● **Data for this task**
☆ ☆ ☆ ☆

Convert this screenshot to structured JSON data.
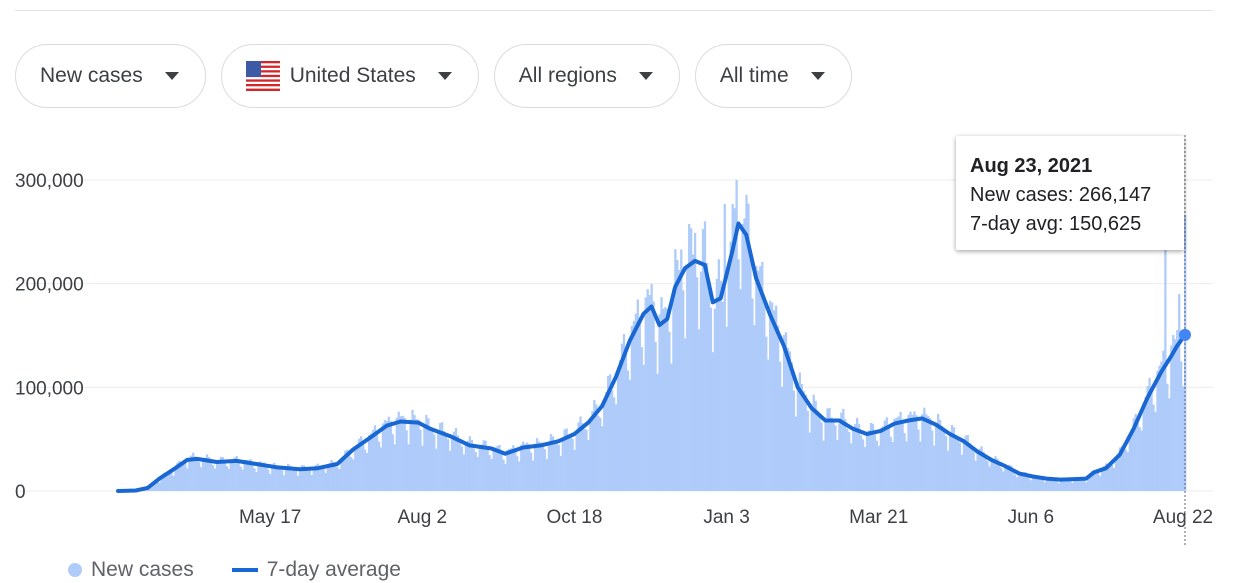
{
  "filters": {
    "metric": "New cases",
    "country": "United States",
    "region": "All regions",
    "period": "All time"
  },
  "colors": {
    "bars": "#aecbfa",
    "line": "#1967d2",
    "grid": "#ececec",
    "axis_text": "#3c4043"
  },
  "tooltip": {
    "date": "Aug 23, 2021",
    "new_cases_label": "New cases: 266,147",
    "avg_label": "7-day avg: 150,625"
  },
  "legend": {
    "bars_label": "New cases",
    "line_label": "7-day average"
  },
  "chart_data": {
    "type": "bar",
    "ylim": [
      0,
      300000
    ],
    "y_ticks": [
      0,
      100000,
      200000,
      300000
    ],
    "y_tick_labels": [
      "0",
      "100,000",
      "200,000",
      "300,000"
    ],
    "x_ticks": [
      "2020-05-17",
      "2020-08-02",
      "2020-10-18",
      "2021-01-03",
      "2021-03-21",
      "2021-06-06",
      "2021-08-22"
    ],
    "x_tick_labels": [
      "May 17",
      "Aug 2",
      "Oct 18",
      "Jan 3",
      "Mar 21",
      "Jun 6",
      "Aug 22"
    ],
    "x_range": [
      "2020-03-01",
      "2021-08-23"
    ],
    "series": [
      {
        "name": "7-day average",
        "type": "line",
        "points": [
          [
            "2020-03-01",
            0
          ],
          [
            "2020-03-10",
            500
          ],
          [
            "2020-03-16",
            3000
          ],
          [
            "2020-03-22",
            12000
          ],
          [
            "2020-03-30",
            22000
          ],
          [
            "2020-04-05",
            30000
          ],
          [
            "2020-04-10",
            31000
          ],
          [
            "2020-04-20",
            28000
          ],
          [
            "2020-04-30",
            29000
          ],
          [
            "2020-05-10",
            26000
          ],
          [
            "2020-05-20",
            23000
          ],
          [
            "2020-06-01",
            21000
          ],
          [
            "2020-06-10",
            22000
          ],
          [
            "2020-06-20",
            26000
          ],
          [
            "2020-06-28",
            40000
          ],
          [
            "2020-07-07",
            52000
          ],
          [
            "2020-07-15",
            63000
          ],
          [
            "2020-07-22",
            67000
          ],
          [
            "2020-07-31",
            66000
          ],
          [
            "2020-08-06",
            60000
          ],
          [
            "2020-08-16",
            53000
          ],
          [
            "2020-08-26",
            44000
          ],
          [
            "2020-09-06",
            41000
          ],
          [
            "2020-09-13",
            36000
          ],
          [
            "2020-09-22",
            42000
          ],
          [
            "2020-10-01",
            44000
          ],
          [
            "2020-10-10",
            48000
          ],
          [
            "2020-10-18",
            55000
          ],
          [
            "2020-10-25",
            66000
          ],
          [
            "2020-11-01",
            82000
          ],
          [
            "2020-11-08",
            110000
          ],
          [
            "2020-11-15",
            145000
          ],
          [
            "2020-11-22",
            171000
          ],
          [
            "2020-11-26",
            178000
          ],
          [
            "2020-11-30",
            160000
          ],
          [
            "2020-12-04",
            166000
          ],
          [
            "2020-12-08",
            197000
          ],
          [
            "2020-12-13",
            215000
          ],
          [
            "2020-12-18",
            222000
          ],
          [
            "2020-12-23",
            218000
          ],
          [
            "2020-12-27",
            182000
          ],
          [
            "2020-12-31",
            186000
          ],
          [
            "2021-01-06",
            232000
          ],
          [
            "2021-01-09",
            258000
          ],
          [
            "2021-01-13",
            247000
          ],
          [
            "2021-01-18",
            205000
          ],
          [
            "2021-01-25",
            170000
          ],
          [
            "2021-02-01",
            140000
          ],
          [
            "2021-02-08",
            100000
          ],
          [
            "2021-02-15",
            80000
          ],
          [
            "2021-02-22",
            68000
          ],
          [
            "2021-03-01",
            68000
          ],
          [
            "2021-03-08",
            60000
          ],
          [
            "2021-03-15",
            55000
          ],
          [
            "2021-03-22",
            58000
          ],
          [
            "2021-03-29",
            65000
          ],
          [
            "2021-04-05",
            68000
          ],
          [
            "2021-04-12",
            70000
          ],
          [
            "2021-04-19",
            64000
          ],
          [
            "2021-04-26",
            55000
          ],
          [
            "2021-05-03",
            48000
          ],
          [
            "2021-05-10",
            38000
          ],
          [
            "2021-05-17",
            30000
          ],
          [
            "2021-05-24",
            24000
          ],
          [
            "2021-05-31",
            17000
          ],
          [
            "2021-06-07",
            14000
          ],
          [
            "2021-06-14",
            12000
          ],
          [
            "2021-06-21",
            11000
          ],
          [
            "2021-06-28",
            11500
          ],
          [
            "2021-07-04",
            12000
          ],
          [
            "2021-07-08",
            18000
          ],
          [
            "2021-07-14",
            22000
          ],
          [
            "2021-07-21",
            35000
          ],
          [
            "2021-07-28",
            60000
          ],
          [
            "2021-08-04",
            90000
          ],
          [
            "2021-08-11",
            115000
          ],
          [
            "2021-08-16",
            130000
          ],
          [
            "2021-08-19",
            140000
          ],
          [
            "2021-08-23",
            150625
          ]
        ]
      },
      {
        "name": "New cases",
        "type": "bar",
        "note": "daily bars oscillating around the 7-day average",
        "spikes": [
          [
            "2020-12-11",
            233000
          ],
          [
            "2020-12-18",
            249000
          ],
          [
            "2021-01-02",
            277000
          ],
          [
            "2021-01-08",
            300000
          ],
          [
            "2021-08-13",
            240000
          ],
          [
            "2021-08-20",
            190000
          ],
          [
            "2021-08-23",
            266147
          ]
        ]
      }
    ]
  }
}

☆ ☆ ☆ ☆

● **Exercise task**
Quote the data above in full, leaving out the pictures it holds.

● **Response to this exercise**
Convert this screenshot to structured JSON data.
{
  "filters": {
    "metric": "New cases",
    "country": "United States",
    "region": "All regions",
    "period": "All time"
  },
  "colors": {
    "bars": "#aecbfa",
    "line": "#1967d2",
    "grid": "#ececec",
    "axis_text": "#3c4043"
  },
  "tooltip": {
    "date": "Aug 23, 2021",
    "new_cases_label": "New cases: 266,147",
    "avg_label": "7-day avg: 150,625"
  },
  "legend": {
    "bars_label": "New cases",
    "line_label": "7-day average"
  },
  "chart_data": {
    "type": "bar",
    "ylim": [
      0,
      300000
    ],
    "y_ticks": [
      0,
      100000,
      200000,
      300000
    ],
    "y_tick_labels": [
      "0",
      "100,000",
      "200,000",
      "300,000"
    ],
    "x_ticks": [
      "2020-05-17",
      "2020-08-02",
      "2020-10-18",
      "2021-01-03",
      "2021-03-21",
      "2021-06-06",
      "2021-08-22"
    ],
    "x_tick_labels": [
      "May 17",
      "Aug 2",
      "Oct 18",
      "Jan 3",
      "Mar 21",
      "Jun 6",
      "Aug 22"
    ],
    "x_range": [
      "2020-03-01",
      "2021-08-23"
    ],
    "series": [
      {
        "name": "7-day average",
        "type": "line",
        "points": [
          [
            "2020-03-01",
            0
          ],
          [
            "2020-03-10",
            500
          ],
          [
            "2020-03-16",
            3000
          ],
          [
            "2020-03-22",
            12000
          ],
          [
            "2020-03-30",
            22000
          ],
          [
            "2020-04-05",
            30000
          ],
          [
            "2020-04-10",
            31000
          ],
          [
            "2020-04-20",
            28000
          ],
          [
            "2020-04-30",
            29000
          ],
          [
            "2020-05-10",
            26000
          ],
          [
            "2020-05-20",
            23000
          ],
          [
            "2020-06-01",
            21000
          ],
          [
            "2020-06-10",
            22000
          ],
          [
            "2020-06-20",
            26000
          ],
          [
            "2020-06-28",
            40000
          ],
          [
            "2020-07-07",
            52000
          ],
          [
            "2020-07-15",
            63000
          ],
          [
            "2020-07-22",
            67000
          ],
          [
            "2020-07-31",
            66000
          ],
          [
            "2020-08-06",
            60000
          ],
          [
            "2020-08-16",
            53000
          ],
          [
            "2020-08-26",
            44000
          ],
          [
            "2020-09-06",
            41000
          ],
          [
            "2020-09-13",
            36000
          ],
          [
            "2020-09-22",
            42000
          ],
          [
            "2020-10-01",
            44000
          ],
          [
            "2020-10-10",
            48000
          ],
          [
            "2020-10-18",
            55000
          ],
          [
            "2020-10-25",
            66000
          ],
          [
            "2020-11-01",
            82000
          ],
          [
            "2020-11-08",
            110000
          ],
          [
            "2020-11-15",
            145000
          ],
          [
            "2020-11-22",
            171000
          ],
          [
            "2020-11-26",
            178000
          ],
          [
            "2020-11-30",
            160000
          ],
          [
            "2020-12-04",
            166000
          ],
          [
            "2020-12-08",
            197000
          ],
          [
            "2020-12-13",
            215000
          ],
          [
            "2020-12-18",
            222000
          ],
          [
            "2020-12-23",
            218000
          ],
          [
            "2020-12-27",
            182000
          ],
          [
            "2020-12-31",
            186000
          ],
          [
            "2021-01-06",
            232000
          ],
          [
            "2021-01-09",
            258000
          ],
          [
            "2021-01-13",
            247000
          ],
          [
            "2021-01-18",
            205000
          ],
          [
            "2021-01-25",
            170000
          ],
          [
            "2021-02-01",
            140000
          ],
          [
            "2021-02-08",
            100000
          ],
          [
            "2021-02-15",
            80000
          ],
          [
            "2021-02-22",
            68000
          ],
          [
            "2021-03-01",
            68000
          ],
          [
            "2021-03-08",
            60000
          ],
          [
            "2021-03-15",
            55000
          ],
          [
            "2021-03-22",
            58000
          ],
          [
            "2021-03-29",
            65000
          ],
          [
            "2021-04-05",
            68000
          ],
          [
            "2021-04-12",
            70000
          ],
          [
            "2021-04-19",
            64000
          ],
          [
            "2021-04-26",
            55000
          ],
          [
            "2021-05-03",
            48000
          ],
          [
            "2021-05-10",
            38000
          ],
          [
            "2021-05-17",
            30000
          ],
          [
            "2021-05-24",
            24000
          ],
          [
            "2021-05-31",
            17000
          ],
          [
            "2021-06-07",
            14000
          ],
          [
            "2021-06-14",
            12000
          ],
          [
            "2021-06-21",
            11000
          ],
          [
            "2021-06-28",
            11500
          ],
          [
            "2021-07-04",
            12000
          ],
          [
            "2021-07-08",
            18000
          ],
          [
            "2021-07-14",
            22000
          ],
          [
            "2021-07-21",
            35000
          ],
          [
            "2021-07-28",
            60000
          ],
          [
            "2021-08-04",
            90000
          ],
          [
            "2021-08-11",
            115000
          ],
          [
            "2021-08-16",
            130000
          ],
          [
            "2021-08-19",
            140000
          ],
          [
            "2021-08-23",
            150625
          ]
        ]
      },
      {
        "name": "New cases",
        "type": "bar",
        "note": "daily bars oscillating around the 7-day average",
        "spikes": [
          [
            "2020-12-11",
            233000
          ],
          [
            "2020-12-18",
            249000
          ],
          [
            "2021-01-02",
            277000
          ],
          [
            "2021-01-08",
            300000
          ],
          [
            "2021-08-13",
            240000
          ],
          [
            "2021-08-20",
            190000
          ],
          [
            "2021-08-23",
            266147
          ]
        ]
      }
    ]
  }
}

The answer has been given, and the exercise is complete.